> [EXERCISE INSTRUCTIONS]:
Extract each line of the data below exactly as written.

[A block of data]
————
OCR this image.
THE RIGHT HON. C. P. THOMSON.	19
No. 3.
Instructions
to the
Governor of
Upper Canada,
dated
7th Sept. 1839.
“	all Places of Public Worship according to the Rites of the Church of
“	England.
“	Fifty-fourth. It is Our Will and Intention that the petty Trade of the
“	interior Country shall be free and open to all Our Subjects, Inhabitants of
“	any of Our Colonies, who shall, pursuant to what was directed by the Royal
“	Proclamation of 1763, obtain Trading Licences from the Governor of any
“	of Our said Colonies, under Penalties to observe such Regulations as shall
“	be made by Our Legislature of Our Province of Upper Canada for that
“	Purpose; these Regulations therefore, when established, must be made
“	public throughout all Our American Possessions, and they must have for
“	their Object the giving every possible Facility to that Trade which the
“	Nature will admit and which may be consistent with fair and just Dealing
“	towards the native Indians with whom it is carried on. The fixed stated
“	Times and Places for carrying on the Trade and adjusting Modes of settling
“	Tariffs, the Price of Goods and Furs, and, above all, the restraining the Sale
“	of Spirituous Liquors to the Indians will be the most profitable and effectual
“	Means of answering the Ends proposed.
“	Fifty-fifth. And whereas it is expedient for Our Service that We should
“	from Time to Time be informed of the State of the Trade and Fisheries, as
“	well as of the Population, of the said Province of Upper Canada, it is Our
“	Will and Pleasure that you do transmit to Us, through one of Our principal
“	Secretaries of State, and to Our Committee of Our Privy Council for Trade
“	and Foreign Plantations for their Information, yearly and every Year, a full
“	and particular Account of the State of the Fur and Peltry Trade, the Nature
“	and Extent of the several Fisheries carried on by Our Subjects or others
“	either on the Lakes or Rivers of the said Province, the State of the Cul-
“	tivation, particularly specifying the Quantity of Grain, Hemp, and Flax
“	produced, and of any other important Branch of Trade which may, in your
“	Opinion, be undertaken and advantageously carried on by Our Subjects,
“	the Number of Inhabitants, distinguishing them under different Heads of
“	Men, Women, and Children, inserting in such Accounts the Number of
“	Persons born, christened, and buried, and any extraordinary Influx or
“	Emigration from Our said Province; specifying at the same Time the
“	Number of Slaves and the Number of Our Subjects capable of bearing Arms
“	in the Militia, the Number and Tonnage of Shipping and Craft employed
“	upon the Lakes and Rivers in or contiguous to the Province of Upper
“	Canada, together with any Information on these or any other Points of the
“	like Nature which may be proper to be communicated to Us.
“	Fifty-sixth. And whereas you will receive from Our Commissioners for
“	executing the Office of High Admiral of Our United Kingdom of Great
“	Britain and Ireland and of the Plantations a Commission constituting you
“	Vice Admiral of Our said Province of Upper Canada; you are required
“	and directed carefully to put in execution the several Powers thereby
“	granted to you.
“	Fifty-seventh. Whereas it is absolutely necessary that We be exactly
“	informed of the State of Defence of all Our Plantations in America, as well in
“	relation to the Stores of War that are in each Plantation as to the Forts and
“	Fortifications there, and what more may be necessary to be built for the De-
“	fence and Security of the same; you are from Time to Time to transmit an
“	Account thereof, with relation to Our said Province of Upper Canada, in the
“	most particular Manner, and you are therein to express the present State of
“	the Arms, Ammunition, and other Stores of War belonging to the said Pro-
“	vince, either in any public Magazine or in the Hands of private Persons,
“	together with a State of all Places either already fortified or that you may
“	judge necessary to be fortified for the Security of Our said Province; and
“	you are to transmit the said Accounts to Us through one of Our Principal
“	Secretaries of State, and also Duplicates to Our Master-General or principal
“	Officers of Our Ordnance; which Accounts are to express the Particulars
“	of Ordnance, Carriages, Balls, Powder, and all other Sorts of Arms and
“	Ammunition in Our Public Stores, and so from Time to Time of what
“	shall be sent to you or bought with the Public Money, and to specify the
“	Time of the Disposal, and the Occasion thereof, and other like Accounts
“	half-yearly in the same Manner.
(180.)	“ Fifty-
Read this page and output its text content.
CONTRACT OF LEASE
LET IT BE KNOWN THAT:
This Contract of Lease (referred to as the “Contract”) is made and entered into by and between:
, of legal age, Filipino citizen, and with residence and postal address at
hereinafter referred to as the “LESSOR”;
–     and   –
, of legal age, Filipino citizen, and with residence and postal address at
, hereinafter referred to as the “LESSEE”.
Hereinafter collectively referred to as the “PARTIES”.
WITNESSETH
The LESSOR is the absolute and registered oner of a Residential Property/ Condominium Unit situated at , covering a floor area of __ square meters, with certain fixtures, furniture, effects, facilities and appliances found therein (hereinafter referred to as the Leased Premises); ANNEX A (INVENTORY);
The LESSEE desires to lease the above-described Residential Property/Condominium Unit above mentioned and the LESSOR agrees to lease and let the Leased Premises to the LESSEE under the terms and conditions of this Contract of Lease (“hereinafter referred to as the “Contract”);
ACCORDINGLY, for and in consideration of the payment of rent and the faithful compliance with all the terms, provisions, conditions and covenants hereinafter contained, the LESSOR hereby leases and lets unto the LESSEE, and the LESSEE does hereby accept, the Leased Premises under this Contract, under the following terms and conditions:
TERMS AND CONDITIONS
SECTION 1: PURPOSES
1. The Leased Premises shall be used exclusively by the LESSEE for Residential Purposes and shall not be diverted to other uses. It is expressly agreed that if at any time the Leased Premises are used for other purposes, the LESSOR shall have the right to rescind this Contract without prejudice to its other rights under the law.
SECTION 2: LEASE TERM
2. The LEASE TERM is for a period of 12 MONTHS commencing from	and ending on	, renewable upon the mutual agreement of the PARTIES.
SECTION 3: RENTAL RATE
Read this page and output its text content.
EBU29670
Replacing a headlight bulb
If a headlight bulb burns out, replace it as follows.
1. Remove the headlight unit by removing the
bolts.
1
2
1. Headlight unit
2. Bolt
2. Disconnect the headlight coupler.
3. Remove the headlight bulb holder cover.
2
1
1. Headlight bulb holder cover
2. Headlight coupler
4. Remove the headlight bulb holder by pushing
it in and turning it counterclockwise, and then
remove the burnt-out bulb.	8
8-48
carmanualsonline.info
————
> [IN RESPONSE]:
OCR this image.
THE RIGHT HON. C. P. THOMSON.	19
No. 3.
Instructions
to the
Governor of
Upper Canada,
dated
7th Sept. 1839.
“	all Places of Public Worship according to the Rites of the Church of
“	England.
“	Fifty-fourth. It is Our Will and Intention that the petty Trade of the
“	interior Country shall be free and open to all Our Subjects, Inhabitants of
“	any of Our Colonies, who shall, pursuant to what was directed by the Royal
“	Proclamation of 1763, obtain Trading Licences from the Governor of any
“	of Our said Colonies, under Penalties to observe such Regulations as shall
“	be made by Our Legislature of Our Province of Upper Canada for that
“	Purpose; these Regulations therefore, when established, must be made
“	public throughout all Our American Possessions, and they must have for
“	their Object the giving every possible Facility to that Trade which the
“	Nature will admit and which may be consistent with fair and just Dealing
“	towards the native Indians with whom it is carried on. The fixed stated
“	Times and Places for carrying on the Trade and adjusting Modes of settling
“	Tariffs, the Price of Goods and Furs, and, above all, the restraining the Sale
“	of Spirituous Liquors to the Indians will be the most profitable and effectual
“	Means of answering the Ends proposed.
“	Fifty-fifth. And whereas it is expedient for Our Service that We should
“	from Time to Time be informed of the State of the Trade and Fisheries, as
“	well as of the Population, of the said Province of Upper Canada, it is Our
“	Will and Pleasure that you do transmit to Us, through one of Our principal
“	Secretaries of State, and to Our Committee of Our Privy Council for Trade
“	and Foreign Plantations for their Information, yearly and every Year, a full
“	and particular Account of the State of the Fur and Peltry Trade, the Nature
“	and Extent of the several Fisheries carried on by Our Subjects or others
“	either on the Lakes or Rivers of the said Province, the State of the Cul-
“	tivation, particularly specifying the Quantity of Grain, Hemp, and Flax
“	produced, and of any other important Branch of Trade which may, in your
“	Opinion, be undertaken and advantageously carried on by Our Subjects,
“	the Number of Inhabitants, distinguishing them under different Heads of
“	Men, Women, and Children, inserting in such Accounts the Number of
“	Persons born, christened, and buried, and any extraordinary Influx or
“	Emigration from Our said Province; specifying at the same Time the
“	Number of Slaves and the Number of Our Subjects capable of bearing Arms
“	in the Militia, the Number and Tonnage of Shipping and Craft employed
“	upon the Lakes and Rivers in or contiguous to the Province of Upper
“	Canada, together with any Information on these or any other Points of the
“	like Nature which may be proper to be communicated to Us.
“	Fifty-sixth. And whereas you will receive from Our Commissioners for
“	executing the Office of High Admiral of Our United Kingdom of Great
“	Britain and Ireland and of the Plantations a Commission constituting you
“	Vice Admiral of Our said Province of Upper Canada; you are required
“	and directed carefully to put in execution the several Powers thereby
“	granted to you.
“	Fifty-seventh. Whereas it is absolutely necessary that We be exactly
“	informed of the State of Defence of all Our Plantations in America, as well in
“	relation to the Stores of War that are in each Plantation as to the Forts and
“	Fortifications there, and what more may be necessary to be built for the De-
“	fence and Security of the same; you are from Time to Time to transmit an
“	Account thereof, with relation to Our said Province of Upper Canada, in the
“	most particular Manner, and you are therein to express the present State of
“	the Arms, Ammunition, and other Stores of War belonging to the said Pro-
“	vince, either in any public Magazine or in the Hands of private Persons,
“	together with a State of all Places either already fortified or that you may
“	judge necessary to be fortified for the Security of Our said Province; and
“	you are to transmit the said Accounts to Us through one of Our Principal
“	Secretaries of State, and also Duplicates to Our Master-General or principal
“	Officers of Our Ordnance; which Accounts are to express the Particulars
“	of Ordnance, Carriages, Balls, Powder, and all other Sorts of Arms and
“	Ammunition in Our Public Stores, and so from Time to Time of what
“	shall be sent to you or bought with the Public Money, and to specify the
“	Time of the Disposal, and the Occasion thereof, and other like Accounts
“	half-yearly in the same Manner.
(180.)	“ Fifty-
Read this page and output its text content.
CONTRACT OF LEASE
LET IT BE KNOWN THAT:
This Contract of Lease (referred to as the “Contract”) is made and entered into by and between:
, of legal age, Filipino citizen, and with residence and postal address at
hereinafter referred to as the “LESSOR”;
–     and   –
, of legal age, Filipino citizen, and with residence and postal address at
, hereinafter referred to as the “LESSEE”.
Hereinafter collectively referred to as the “PARTIES”.
WITNESSETH
The LESSOR is the absolute and registered oner of a Residential Property/ Condominium Unit situated at , covering a floor area of __ square meters, with certain fixtures, furniture, effects, facilities and appliances found therein (hereinafter referred to as the Leased Premises); ANNEX A (INVENTORY);
The LESSEE desires to lease the above-described Residential Property/Condominium Unit above mentioned and the LESSOR agrees to lease and let the Leased Premises to the LESSEE under the terms and conditions of this Contract of Lease (“hereinafter referred to as the “Contract”);
ACCORDINGLY, for and in consideration of the payment of rent and the faithful compliance with all the terms, provisions, conditions and covenants hereinafter contained, the LESSOR hereby leases and lets unto the LESSEE, and the LESSEE does hereby accept, the Leased Premises under this Contract, under the following terms and conditions:
TERMS AND CONDITIONS
SECTION 1: PURPOSES
1. The Leased Premises shall be used exclusively by the LESSEE for Residential Purposes and shall not be diverted to other uses. It is expressly agreed that if at any time the Leased Premises are used for other purposes, the LESSOR shall have the right to rescind this Contract without prejudice to its other rights under the law.
SECTION 2: LEASE TERM
2. The LEASE TERM is for a period of 12 MONTHS commencing from	and ending on	, renewable upon the mutual agreement of the PARTIES.
SECTION 3: RENTAL RATE
Read this page and output its text content.
EBU29670
Replacing a headlight bulb
If a headlight bulb burns out, replace it as follows.
1. Remove the headlight unit by removing the
bolts.
1
2
1. Headlight unit
2. Bolt
2. Disconnect the headlight coupler.
3. Remove the headlight bulb holder cover.
2
1
1. Headlight bulb holder cover
2. Headlight coupler
4. Remove the headlight bulb holder by pushing
it in and turning it counterclockwise, and then
remove the burnt-out bulb.	8
8-48
carmanualsonline.info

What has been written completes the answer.